• Exercise: Locate the lines of the listing below that hold "axis", then copy each of them.
═══ Dataset excerpts
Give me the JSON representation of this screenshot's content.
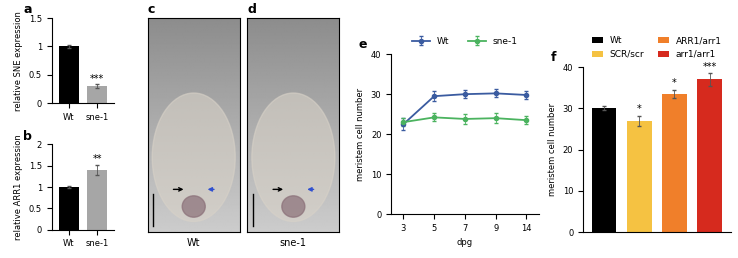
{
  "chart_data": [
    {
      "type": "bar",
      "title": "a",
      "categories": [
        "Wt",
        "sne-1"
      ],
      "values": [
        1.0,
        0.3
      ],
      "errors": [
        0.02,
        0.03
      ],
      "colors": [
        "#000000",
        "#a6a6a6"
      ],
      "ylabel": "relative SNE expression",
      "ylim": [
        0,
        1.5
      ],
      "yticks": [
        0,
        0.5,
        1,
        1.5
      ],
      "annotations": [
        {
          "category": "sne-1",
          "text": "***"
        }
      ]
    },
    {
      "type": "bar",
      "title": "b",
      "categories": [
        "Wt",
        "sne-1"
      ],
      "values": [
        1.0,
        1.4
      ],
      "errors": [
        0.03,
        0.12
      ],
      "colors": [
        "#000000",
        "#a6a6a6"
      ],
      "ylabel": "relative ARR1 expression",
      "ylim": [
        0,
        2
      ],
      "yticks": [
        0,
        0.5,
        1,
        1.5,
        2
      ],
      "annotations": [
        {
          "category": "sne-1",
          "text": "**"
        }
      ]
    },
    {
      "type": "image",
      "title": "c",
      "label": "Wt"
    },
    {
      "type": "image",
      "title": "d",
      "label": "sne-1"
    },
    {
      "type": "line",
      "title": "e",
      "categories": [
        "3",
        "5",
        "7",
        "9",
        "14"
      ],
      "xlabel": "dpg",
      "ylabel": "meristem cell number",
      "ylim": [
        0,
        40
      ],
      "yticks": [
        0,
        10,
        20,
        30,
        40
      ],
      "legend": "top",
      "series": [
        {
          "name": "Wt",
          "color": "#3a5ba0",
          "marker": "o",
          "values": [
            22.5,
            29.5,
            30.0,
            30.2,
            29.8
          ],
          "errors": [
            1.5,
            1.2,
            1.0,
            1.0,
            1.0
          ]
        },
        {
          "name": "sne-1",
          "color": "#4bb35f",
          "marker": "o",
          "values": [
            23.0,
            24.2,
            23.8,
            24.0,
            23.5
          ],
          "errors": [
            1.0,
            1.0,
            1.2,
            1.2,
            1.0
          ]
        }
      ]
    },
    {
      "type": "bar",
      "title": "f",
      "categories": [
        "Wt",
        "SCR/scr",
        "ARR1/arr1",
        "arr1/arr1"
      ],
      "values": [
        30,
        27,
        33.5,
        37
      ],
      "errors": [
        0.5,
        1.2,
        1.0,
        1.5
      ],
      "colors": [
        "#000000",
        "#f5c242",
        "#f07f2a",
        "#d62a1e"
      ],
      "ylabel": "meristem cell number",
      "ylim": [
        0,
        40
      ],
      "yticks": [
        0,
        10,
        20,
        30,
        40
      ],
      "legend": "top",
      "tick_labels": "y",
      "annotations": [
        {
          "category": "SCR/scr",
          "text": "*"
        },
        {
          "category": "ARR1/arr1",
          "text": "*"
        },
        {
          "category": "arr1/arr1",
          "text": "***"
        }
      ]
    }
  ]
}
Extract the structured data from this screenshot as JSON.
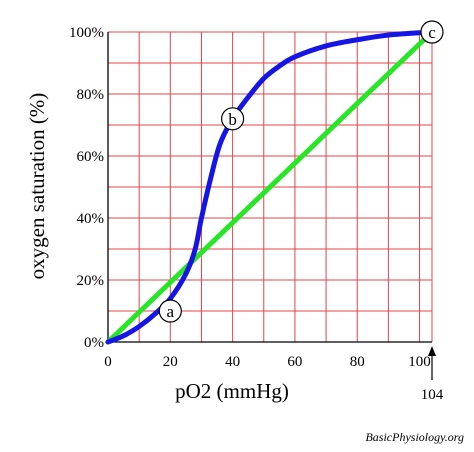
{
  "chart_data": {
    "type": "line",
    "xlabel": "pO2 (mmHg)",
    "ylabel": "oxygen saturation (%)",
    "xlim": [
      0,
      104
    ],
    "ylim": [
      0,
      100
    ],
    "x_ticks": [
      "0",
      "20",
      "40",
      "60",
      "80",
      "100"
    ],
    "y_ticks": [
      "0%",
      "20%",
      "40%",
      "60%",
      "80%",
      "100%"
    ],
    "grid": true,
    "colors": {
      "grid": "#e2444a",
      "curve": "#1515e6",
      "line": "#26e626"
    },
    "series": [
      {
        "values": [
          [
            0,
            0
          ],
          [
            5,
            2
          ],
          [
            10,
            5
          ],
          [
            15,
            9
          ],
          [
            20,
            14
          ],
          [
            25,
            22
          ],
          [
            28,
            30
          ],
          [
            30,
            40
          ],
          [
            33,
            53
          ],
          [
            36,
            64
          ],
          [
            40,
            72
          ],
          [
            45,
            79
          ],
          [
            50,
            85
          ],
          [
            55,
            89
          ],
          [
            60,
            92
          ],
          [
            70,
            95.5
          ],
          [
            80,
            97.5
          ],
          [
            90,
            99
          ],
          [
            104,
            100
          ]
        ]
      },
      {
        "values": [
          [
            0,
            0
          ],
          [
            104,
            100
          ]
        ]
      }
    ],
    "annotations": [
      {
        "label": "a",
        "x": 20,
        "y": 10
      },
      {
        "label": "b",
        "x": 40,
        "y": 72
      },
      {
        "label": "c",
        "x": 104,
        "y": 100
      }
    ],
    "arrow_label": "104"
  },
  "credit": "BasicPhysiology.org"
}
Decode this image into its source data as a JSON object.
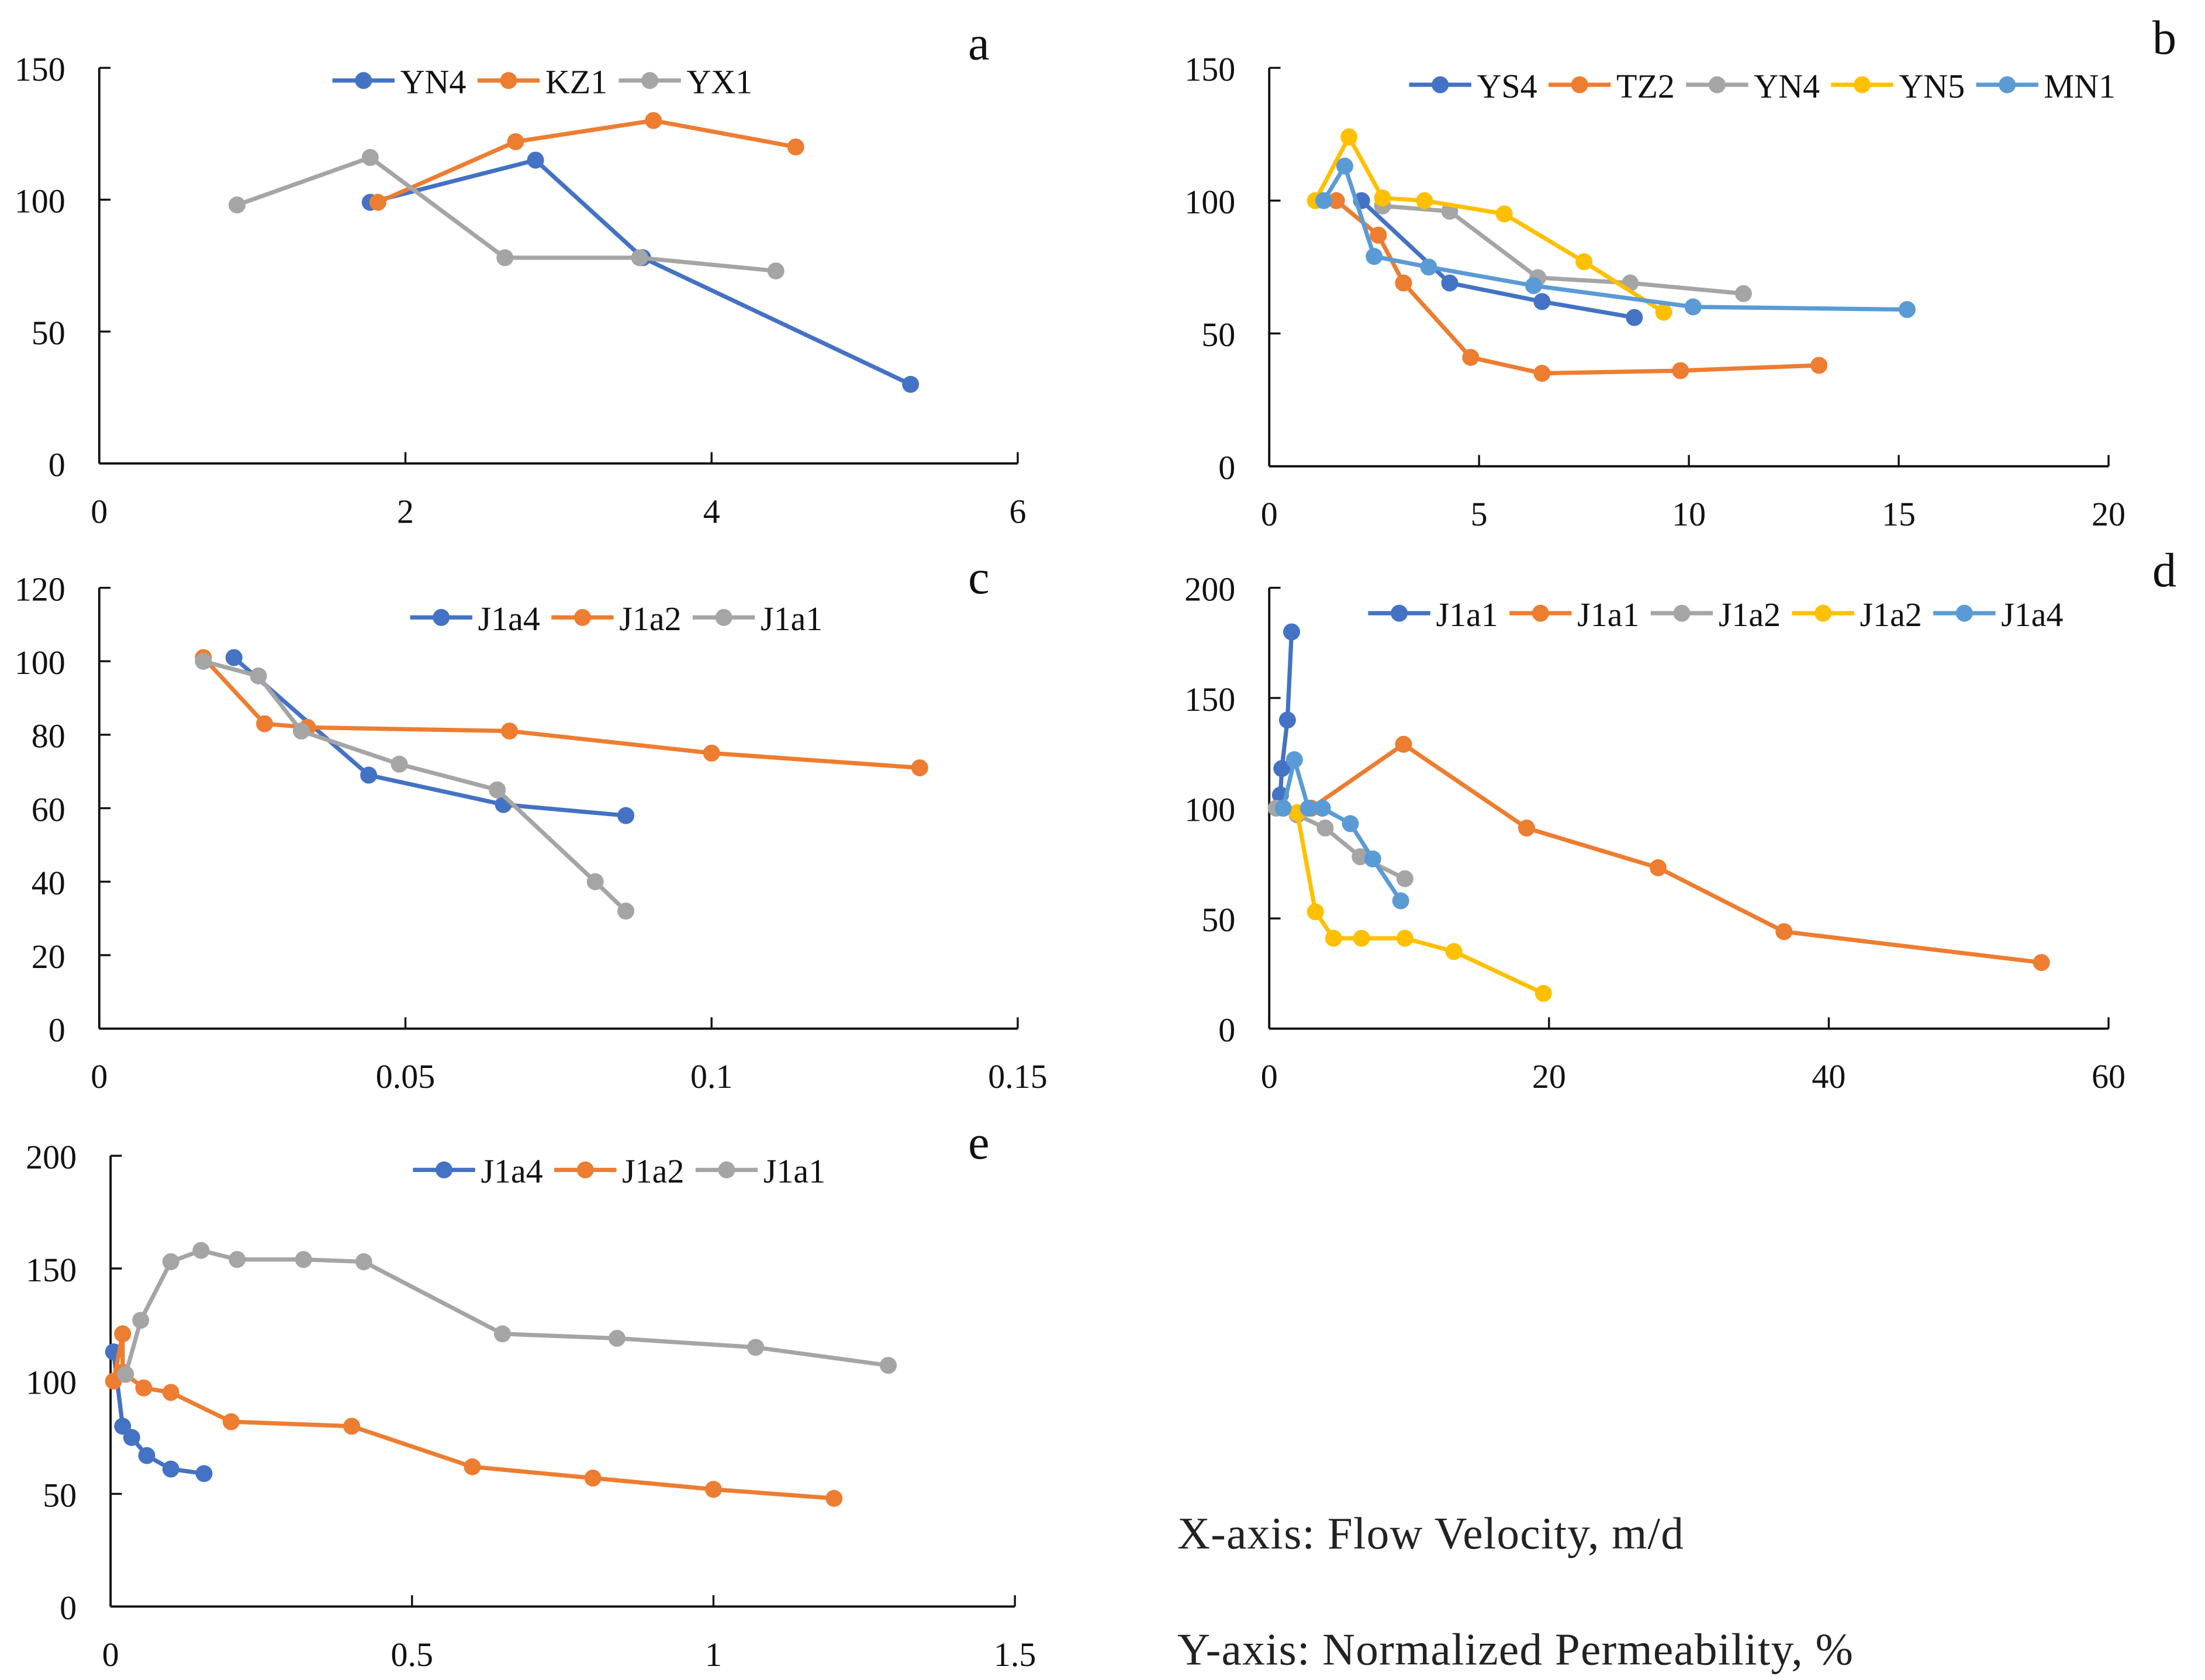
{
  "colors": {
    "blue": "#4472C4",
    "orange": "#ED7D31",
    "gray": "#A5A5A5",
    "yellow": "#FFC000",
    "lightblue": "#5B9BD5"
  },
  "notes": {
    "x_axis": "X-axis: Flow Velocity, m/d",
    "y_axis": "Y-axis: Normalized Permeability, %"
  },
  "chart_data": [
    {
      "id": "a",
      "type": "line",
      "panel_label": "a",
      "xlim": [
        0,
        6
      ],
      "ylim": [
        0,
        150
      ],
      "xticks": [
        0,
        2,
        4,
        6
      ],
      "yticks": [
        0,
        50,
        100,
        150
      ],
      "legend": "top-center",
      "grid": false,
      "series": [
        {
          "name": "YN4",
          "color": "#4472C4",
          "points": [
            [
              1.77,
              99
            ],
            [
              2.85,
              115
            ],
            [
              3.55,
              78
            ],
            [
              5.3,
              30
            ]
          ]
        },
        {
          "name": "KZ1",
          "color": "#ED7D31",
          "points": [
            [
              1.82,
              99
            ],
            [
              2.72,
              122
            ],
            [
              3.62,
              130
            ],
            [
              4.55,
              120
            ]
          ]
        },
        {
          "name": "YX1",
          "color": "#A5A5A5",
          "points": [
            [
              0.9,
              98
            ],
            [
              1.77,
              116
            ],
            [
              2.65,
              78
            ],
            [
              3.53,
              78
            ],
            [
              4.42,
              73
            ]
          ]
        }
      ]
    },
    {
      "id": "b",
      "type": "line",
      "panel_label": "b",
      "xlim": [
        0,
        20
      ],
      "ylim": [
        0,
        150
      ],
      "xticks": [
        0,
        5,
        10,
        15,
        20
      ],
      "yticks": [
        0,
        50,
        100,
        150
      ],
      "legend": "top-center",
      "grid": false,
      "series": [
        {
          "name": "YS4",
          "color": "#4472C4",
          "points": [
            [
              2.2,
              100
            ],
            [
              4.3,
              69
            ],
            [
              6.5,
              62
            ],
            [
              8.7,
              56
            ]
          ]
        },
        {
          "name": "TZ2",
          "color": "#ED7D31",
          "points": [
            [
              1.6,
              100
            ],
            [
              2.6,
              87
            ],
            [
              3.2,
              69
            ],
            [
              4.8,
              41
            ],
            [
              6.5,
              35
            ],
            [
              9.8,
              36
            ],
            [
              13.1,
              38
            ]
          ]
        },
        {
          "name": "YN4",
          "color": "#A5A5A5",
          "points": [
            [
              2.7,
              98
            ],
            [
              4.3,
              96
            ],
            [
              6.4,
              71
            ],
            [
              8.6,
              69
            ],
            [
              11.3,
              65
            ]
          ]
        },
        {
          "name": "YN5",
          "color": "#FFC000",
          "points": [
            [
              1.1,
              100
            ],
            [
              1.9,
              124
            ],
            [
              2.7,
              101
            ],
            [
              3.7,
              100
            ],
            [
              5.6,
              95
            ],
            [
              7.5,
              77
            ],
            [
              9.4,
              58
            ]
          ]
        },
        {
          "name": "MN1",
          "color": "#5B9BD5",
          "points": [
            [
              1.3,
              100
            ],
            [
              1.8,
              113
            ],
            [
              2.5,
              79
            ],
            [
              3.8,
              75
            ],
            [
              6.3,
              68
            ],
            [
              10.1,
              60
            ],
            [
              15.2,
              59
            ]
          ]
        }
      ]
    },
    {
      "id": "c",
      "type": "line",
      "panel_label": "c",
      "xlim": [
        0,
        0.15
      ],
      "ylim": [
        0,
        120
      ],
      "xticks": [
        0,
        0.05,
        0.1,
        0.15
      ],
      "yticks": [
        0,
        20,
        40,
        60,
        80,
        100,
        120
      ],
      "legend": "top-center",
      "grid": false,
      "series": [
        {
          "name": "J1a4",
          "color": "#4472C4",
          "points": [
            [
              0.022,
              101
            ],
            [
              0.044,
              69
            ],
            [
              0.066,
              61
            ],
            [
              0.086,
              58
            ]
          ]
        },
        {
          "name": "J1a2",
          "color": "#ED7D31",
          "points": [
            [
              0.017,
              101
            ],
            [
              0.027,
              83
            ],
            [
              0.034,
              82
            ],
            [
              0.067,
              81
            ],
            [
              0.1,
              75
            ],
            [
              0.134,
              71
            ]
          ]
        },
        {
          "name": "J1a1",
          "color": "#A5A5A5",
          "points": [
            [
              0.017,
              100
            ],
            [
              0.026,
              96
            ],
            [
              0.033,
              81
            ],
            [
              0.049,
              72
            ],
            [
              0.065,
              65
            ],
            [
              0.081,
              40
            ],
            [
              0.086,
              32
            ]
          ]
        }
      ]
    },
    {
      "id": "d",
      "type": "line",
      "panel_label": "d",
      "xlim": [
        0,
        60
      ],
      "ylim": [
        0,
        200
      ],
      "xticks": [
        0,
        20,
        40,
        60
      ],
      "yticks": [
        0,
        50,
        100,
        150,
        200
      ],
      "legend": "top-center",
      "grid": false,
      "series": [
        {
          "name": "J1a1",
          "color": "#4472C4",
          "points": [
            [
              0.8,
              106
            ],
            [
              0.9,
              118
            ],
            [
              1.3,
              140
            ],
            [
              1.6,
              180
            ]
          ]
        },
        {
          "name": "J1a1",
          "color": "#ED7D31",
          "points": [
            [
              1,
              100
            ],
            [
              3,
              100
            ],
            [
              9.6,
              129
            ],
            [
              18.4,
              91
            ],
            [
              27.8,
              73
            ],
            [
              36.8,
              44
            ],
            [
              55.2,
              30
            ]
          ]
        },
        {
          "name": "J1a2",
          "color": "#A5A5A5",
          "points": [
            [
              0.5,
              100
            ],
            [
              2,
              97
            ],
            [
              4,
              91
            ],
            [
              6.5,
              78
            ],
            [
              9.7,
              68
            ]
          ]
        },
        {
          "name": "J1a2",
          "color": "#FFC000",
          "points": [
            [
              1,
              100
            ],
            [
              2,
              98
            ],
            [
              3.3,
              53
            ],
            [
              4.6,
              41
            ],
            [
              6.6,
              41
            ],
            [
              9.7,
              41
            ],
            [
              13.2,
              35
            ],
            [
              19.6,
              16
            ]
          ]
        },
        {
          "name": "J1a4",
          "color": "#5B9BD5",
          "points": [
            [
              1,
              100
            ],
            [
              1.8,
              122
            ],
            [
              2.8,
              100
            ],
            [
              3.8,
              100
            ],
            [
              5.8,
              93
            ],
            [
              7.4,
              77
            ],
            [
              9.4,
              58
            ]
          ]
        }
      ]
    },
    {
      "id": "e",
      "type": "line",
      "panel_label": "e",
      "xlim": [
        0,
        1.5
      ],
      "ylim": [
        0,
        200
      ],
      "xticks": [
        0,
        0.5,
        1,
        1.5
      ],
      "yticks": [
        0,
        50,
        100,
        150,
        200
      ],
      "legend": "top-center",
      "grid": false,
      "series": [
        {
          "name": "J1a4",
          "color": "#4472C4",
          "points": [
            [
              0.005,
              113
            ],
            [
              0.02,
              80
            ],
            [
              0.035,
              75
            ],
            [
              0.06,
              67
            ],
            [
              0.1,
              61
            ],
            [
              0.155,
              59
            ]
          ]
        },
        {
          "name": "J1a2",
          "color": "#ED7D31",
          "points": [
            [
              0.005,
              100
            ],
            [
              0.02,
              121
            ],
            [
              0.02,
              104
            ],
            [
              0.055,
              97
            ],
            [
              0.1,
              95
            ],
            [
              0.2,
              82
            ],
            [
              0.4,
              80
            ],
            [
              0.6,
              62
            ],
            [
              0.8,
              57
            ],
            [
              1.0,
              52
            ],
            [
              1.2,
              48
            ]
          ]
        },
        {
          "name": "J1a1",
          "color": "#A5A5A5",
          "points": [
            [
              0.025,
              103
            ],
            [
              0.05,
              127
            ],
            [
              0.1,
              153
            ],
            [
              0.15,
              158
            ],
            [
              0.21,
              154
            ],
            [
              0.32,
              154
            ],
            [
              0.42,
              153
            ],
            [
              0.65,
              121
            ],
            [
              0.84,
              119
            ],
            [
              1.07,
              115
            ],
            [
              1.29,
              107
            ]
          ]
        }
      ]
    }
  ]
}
══════
• Answer:
    "x_axis": "X-axis: Flow Velocity, m/d",
    "y_axis": "Y-axis: Normalized Permeability, %"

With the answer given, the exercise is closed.